(Stored data)
########
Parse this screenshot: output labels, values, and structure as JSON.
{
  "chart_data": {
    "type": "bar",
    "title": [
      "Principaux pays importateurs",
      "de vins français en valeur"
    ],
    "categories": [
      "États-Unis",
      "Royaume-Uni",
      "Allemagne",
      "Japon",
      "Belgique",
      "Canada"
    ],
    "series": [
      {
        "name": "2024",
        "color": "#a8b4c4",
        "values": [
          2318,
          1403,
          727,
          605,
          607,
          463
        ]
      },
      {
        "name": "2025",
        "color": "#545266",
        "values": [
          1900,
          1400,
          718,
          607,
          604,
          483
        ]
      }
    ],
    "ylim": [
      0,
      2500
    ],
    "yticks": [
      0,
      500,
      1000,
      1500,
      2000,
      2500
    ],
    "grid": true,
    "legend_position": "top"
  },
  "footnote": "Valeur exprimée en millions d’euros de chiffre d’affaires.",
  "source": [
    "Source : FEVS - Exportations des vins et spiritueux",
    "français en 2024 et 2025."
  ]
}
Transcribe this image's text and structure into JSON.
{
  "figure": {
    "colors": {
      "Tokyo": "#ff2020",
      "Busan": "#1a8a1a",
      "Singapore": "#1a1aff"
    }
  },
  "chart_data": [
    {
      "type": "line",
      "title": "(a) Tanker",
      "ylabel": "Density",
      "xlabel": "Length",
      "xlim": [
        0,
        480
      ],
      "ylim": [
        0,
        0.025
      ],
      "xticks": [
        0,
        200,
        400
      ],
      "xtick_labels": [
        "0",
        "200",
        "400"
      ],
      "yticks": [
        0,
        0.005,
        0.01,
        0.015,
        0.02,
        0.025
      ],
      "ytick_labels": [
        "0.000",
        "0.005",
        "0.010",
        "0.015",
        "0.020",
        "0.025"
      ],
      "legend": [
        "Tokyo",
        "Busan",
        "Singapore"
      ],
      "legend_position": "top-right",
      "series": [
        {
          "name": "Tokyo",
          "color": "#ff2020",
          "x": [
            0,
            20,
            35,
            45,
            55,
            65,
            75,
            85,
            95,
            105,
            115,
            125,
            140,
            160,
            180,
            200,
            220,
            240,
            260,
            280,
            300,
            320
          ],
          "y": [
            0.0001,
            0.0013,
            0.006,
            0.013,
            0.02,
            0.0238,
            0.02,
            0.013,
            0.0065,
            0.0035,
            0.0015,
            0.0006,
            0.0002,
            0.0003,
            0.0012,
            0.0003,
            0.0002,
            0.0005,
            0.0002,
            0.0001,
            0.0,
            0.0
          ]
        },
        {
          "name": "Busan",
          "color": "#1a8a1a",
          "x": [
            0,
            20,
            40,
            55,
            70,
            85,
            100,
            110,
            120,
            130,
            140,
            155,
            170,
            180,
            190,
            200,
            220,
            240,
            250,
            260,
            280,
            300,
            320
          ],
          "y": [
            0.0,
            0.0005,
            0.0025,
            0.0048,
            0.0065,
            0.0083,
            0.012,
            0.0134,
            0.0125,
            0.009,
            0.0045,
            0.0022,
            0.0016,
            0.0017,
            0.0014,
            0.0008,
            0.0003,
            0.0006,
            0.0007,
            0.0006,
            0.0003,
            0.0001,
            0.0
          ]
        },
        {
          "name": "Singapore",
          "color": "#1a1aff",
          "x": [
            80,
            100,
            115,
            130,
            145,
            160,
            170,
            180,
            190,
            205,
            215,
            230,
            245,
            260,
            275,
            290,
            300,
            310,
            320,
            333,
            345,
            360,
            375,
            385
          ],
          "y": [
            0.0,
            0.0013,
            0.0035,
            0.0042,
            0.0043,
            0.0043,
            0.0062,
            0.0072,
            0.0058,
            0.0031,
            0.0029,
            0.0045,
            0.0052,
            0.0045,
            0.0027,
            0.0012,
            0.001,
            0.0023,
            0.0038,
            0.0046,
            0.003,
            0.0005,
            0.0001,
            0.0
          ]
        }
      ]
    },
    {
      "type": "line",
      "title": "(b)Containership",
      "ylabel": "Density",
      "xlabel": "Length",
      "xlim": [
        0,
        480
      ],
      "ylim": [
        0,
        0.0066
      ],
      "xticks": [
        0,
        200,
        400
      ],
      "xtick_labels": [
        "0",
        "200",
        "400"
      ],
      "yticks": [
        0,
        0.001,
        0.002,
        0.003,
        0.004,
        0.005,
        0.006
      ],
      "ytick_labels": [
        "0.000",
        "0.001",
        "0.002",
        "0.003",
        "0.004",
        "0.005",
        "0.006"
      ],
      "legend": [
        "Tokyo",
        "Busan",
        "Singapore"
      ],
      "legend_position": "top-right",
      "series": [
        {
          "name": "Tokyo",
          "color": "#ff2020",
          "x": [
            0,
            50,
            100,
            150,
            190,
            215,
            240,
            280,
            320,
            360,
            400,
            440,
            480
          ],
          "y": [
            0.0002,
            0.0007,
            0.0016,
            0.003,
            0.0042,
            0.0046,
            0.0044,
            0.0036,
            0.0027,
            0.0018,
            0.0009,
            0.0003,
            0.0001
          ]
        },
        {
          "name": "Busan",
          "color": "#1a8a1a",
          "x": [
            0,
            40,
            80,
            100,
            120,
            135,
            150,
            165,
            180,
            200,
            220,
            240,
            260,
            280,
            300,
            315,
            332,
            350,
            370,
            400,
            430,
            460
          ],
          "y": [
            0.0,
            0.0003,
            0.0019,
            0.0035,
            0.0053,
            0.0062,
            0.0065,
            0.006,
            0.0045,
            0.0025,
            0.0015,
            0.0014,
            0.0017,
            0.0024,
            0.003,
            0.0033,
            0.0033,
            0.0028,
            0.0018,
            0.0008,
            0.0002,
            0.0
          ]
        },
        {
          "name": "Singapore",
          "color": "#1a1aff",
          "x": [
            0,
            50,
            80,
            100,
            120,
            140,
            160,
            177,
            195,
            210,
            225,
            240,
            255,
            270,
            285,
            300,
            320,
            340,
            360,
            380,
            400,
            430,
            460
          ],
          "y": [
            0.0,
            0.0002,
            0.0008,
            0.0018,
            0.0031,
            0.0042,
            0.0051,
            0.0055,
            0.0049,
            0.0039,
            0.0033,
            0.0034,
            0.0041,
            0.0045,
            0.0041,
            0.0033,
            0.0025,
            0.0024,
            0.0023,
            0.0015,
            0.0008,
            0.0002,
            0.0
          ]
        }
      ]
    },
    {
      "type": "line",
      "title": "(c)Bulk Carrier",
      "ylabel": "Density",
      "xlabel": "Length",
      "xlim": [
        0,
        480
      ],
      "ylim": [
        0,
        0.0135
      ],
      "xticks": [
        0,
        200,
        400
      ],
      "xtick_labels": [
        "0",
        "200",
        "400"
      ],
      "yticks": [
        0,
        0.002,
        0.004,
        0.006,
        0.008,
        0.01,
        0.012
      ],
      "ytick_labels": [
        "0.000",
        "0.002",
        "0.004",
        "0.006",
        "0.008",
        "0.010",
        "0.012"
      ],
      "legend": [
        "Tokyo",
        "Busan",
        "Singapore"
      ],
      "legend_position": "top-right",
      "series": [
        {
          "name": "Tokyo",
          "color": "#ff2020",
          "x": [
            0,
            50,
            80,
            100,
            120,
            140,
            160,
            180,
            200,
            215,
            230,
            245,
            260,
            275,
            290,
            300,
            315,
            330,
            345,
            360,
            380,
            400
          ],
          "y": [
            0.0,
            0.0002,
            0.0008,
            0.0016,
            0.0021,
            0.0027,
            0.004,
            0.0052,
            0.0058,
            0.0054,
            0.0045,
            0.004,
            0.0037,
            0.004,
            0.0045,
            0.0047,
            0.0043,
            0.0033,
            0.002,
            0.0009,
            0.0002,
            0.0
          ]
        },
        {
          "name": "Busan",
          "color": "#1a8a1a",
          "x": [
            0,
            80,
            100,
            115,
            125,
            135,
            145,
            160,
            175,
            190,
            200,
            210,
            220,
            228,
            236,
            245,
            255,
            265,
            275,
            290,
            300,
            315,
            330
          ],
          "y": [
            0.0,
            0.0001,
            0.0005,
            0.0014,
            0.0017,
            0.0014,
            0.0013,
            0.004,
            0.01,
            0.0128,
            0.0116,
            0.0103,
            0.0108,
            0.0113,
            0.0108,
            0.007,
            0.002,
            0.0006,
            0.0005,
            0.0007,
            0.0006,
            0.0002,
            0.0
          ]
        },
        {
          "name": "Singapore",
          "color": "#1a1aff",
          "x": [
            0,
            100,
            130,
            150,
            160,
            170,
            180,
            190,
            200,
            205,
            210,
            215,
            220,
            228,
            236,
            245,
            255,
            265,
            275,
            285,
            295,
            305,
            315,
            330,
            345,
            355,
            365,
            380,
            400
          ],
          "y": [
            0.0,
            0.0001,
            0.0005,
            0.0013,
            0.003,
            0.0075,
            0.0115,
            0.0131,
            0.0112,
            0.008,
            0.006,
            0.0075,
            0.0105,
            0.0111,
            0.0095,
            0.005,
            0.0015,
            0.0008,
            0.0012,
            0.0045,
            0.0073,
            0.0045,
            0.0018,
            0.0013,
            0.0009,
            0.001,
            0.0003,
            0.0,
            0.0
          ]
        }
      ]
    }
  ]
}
########
▶ _TASK GOAL_:
Looking at the records above, work out how many lines include the string "this". Give the number and nothing else.

▶ _THE SOLUTION_:
2